GIVEN EXERCISE
Select all lines in the records that include "Millions".

Items from a figure collection

++++++++++

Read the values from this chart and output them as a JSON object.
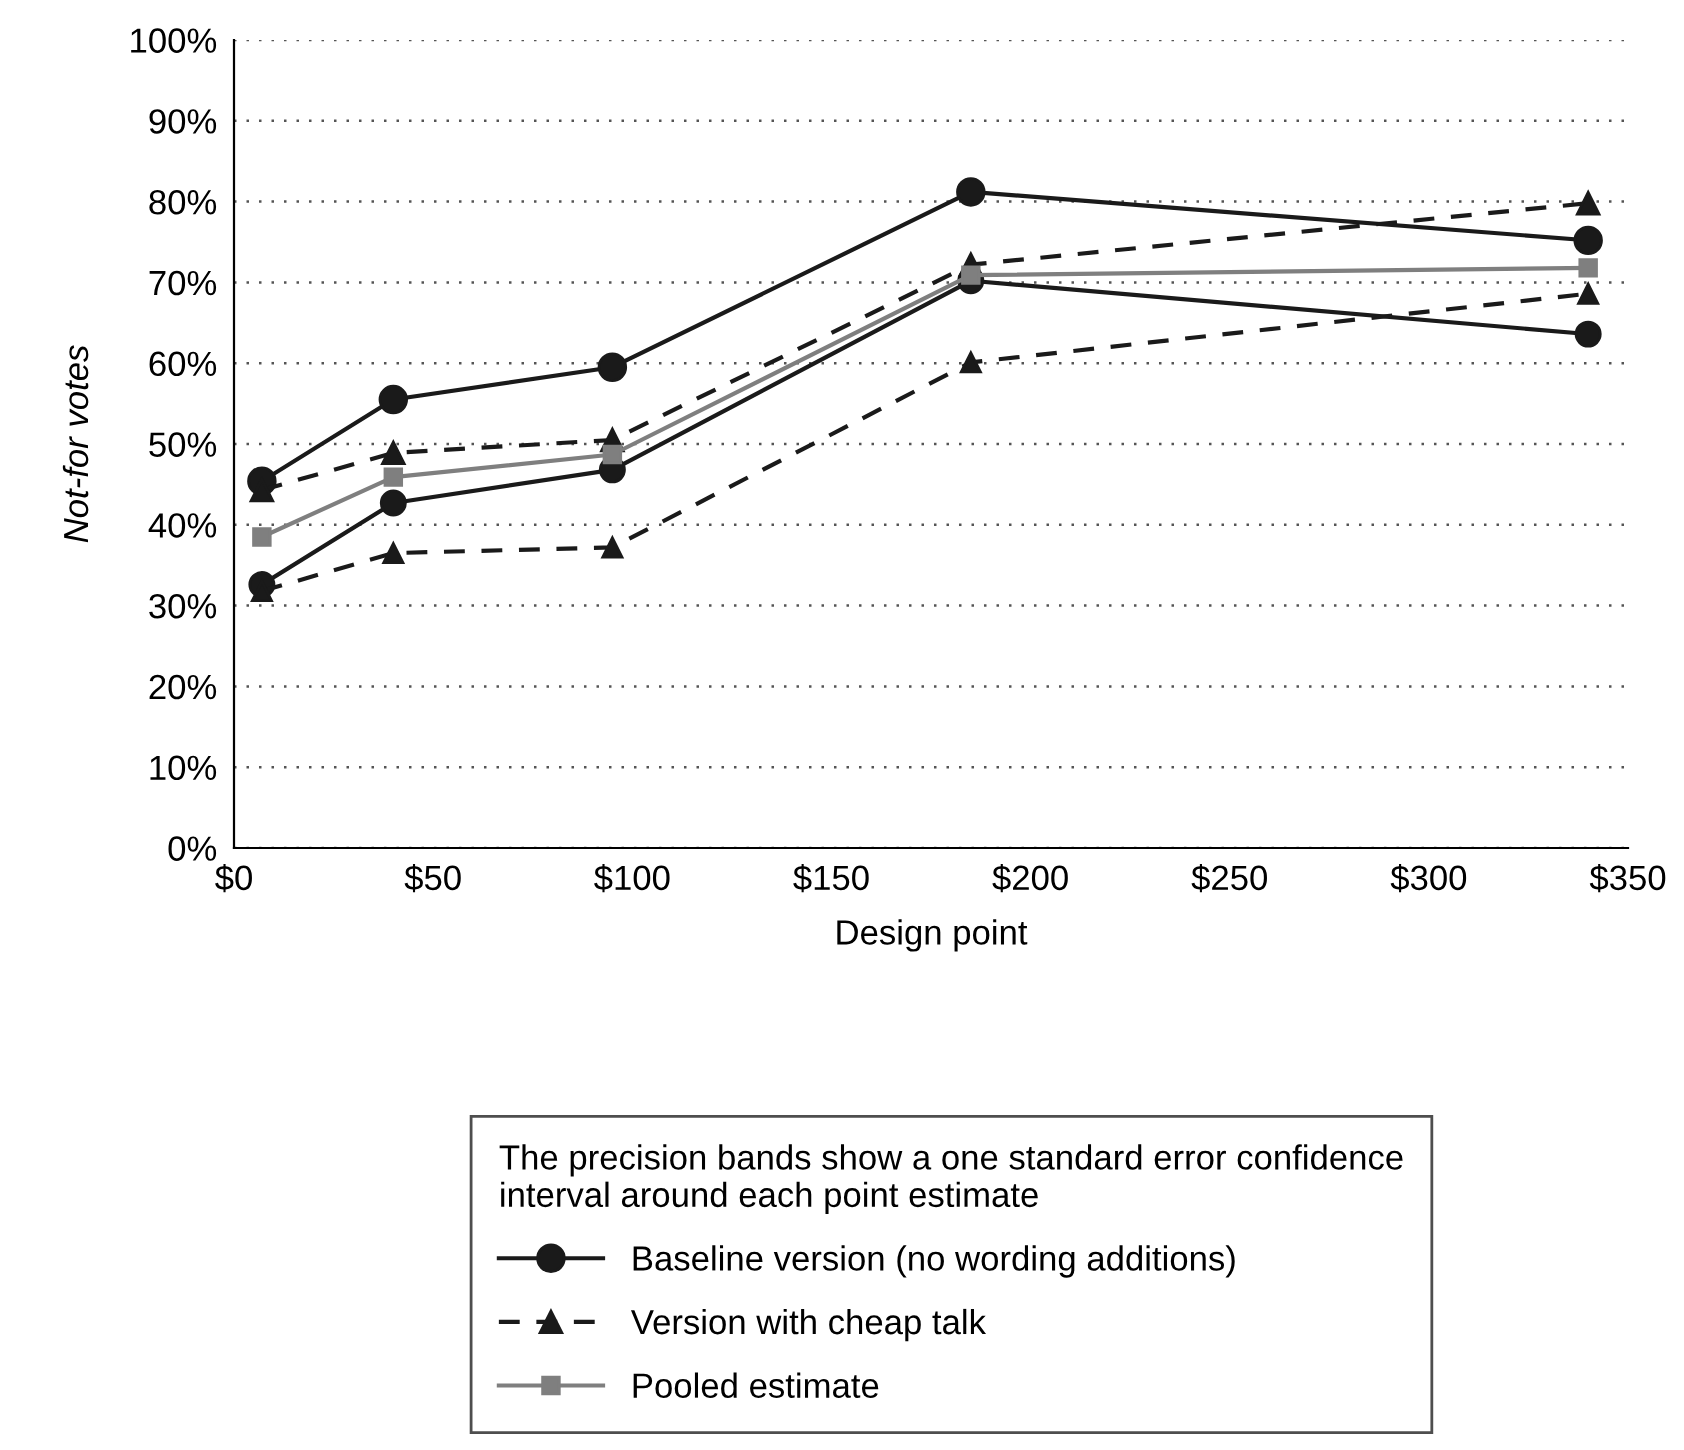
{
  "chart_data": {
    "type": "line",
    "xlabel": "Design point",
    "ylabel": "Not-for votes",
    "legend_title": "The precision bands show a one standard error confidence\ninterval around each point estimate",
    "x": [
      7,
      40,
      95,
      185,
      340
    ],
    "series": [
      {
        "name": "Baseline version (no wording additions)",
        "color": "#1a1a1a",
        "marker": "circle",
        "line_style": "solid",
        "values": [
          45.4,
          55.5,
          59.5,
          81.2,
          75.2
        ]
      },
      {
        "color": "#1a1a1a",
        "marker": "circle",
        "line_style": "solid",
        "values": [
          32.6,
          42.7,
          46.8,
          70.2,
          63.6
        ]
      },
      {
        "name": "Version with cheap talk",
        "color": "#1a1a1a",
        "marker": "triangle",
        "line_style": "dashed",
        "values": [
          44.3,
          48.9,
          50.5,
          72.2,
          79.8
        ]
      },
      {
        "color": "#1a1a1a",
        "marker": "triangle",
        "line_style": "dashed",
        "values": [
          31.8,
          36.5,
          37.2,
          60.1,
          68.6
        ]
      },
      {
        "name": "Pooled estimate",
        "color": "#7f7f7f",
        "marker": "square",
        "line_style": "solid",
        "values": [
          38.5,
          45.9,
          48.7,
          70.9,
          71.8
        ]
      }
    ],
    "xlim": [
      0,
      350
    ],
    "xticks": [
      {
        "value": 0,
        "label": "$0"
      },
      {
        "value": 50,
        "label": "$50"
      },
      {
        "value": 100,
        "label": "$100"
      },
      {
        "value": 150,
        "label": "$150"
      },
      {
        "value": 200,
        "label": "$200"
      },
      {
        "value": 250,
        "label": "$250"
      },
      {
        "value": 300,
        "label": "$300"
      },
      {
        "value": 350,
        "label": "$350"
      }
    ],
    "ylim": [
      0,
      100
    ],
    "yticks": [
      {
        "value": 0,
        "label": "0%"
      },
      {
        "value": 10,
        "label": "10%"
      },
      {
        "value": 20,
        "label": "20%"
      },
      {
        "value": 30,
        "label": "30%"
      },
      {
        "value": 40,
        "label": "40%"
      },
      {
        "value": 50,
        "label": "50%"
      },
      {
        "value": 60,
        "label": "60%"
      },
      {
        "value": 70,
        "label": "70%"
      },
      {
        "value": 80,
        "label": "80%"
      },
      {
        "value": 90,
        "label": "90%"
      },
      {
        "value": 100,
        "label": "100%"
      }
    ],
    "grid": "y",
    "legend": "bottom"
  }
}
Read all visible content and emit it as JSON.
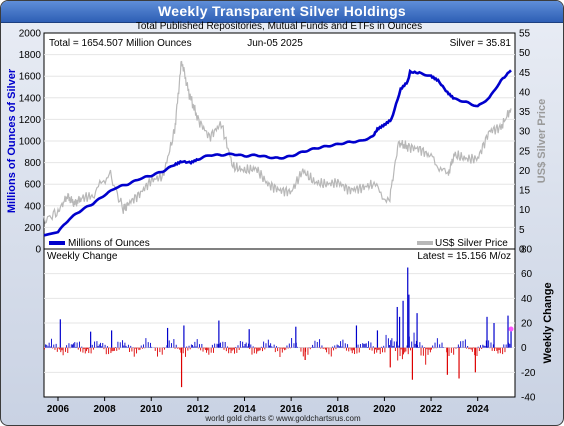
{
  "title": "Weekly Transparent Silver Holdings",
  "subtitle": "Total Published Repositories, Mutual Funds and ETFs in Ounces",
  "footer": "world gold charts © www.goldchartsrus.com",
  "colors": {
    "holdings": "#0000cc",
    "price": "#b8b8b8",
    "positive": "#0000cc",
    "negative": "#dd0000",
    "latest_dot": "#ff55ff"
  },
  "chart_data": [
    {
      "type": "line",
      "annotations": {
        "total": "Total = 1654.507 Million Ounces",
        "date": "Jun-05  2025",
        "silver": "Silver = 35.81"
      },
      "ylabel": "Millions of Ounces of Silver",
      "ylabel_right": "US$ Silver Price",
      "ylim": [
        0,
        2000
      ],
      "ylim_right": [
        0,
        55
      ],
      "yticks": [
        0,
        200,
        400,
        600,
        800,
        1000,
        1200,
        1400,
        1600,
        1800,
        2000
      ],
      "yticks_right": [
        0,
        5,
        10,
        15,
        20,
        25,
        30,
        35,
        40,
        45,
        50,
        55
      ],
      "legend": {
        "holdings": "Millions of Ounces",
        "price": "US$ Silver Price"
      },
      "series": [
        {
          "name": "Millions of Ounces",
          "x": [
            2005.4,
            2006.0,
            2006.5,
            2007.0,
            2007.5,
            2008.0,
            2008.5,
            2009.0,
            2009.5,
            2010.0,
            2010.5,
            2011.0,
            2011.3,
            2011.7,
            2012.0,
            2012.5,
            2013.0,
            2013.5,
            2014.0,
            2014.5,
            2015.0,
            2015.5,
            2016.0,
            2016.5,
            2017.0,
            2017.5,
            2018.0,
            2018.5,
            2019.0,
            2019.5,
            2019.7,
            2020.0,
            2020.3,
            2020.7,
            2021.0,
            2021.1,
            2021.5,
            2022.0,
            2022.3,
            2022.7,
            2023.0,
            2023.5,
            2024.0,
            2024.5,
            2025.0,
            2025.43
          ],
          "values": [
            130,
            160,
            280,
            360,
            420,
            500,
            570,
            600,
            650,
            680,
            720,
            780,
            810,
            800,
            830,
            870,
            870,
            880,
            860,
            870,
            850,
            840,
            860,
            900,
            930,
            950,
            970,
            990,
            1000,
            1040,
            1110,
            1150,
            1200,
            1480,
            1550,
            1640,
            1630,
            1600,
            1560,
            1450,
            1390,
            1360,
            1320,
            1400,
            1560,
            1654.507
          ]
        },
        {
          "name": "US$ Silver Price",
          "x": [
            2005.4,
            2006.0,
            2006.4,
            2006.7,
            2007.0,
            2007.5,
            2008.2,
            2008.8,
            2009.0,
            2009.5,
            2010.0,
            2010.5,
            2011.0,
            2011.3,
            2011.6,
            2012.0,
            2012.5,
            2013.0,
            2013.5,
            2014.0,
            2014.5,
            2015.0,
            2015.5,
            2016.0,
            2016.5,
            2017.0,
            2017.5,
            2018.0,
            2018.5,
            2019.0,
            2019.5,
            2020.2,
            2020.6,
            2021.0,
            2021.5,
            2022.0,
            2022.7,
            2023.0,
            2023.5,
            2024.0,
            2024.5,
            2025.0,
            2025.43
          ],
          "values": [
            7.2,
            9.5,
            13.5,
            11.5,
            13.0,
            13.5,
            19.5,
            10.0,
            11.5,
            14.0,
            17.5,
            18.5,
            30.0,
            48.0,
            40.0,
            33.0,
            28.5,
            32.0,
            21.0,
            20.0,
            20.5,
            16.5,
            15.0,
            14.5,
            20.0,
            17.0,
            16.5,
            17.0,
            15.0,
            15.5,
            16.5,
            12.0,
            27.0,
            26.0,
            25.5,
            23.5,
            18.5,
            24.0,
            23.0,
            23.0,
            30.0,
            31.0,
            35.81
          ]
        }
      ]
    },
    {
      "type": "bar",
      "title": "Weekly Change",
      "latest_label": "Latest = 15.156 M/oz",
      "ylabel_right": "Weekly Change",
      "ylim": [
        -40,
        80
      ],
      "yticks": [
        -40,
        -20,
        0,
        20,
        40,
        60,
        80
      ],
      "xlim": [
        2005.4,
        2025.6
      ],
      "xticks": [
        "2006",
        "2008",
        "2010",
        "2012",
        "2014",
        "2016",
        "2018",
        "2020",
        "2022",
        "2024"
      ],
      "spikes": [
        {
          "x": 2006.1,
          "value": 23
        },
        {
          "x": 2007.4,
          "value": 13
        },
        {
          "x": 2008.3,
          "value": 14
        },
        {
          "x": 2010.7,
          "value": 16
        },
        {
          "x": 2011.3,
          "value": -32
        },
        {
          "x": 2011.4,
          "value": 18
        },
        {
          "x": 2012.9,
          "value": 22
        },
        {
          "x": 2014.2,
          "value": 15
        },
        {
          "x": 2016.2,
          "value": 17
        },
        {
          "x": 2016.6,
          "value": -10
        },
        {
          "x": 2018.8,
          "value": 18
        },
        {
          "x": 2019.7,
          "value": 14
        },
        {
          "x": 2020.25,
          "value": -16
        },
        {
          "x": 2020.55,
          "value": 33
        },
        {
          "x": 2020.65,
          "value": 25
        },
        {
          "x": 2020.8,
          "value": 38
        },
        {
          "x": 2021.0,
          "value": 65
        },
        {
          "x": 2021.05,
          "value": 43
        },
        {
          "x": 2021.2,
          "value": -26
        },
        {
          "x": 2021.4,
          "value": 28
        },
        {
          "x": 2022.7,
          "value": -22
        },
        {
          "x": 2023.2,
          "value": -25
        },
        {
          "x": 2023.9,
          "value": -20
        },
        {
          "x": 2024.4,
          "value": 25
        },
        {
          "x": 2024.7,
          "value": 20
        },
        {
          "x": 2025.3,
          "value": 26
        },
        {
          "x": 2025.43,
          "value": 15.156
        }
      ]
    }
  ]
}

++++++++++

ANSWER TO THIS EXERCISE
      "ylabel": "Millions of Ounces of Silver",
        "holdings": "Millions of Ounces",
          "name": "Millions of Ounces",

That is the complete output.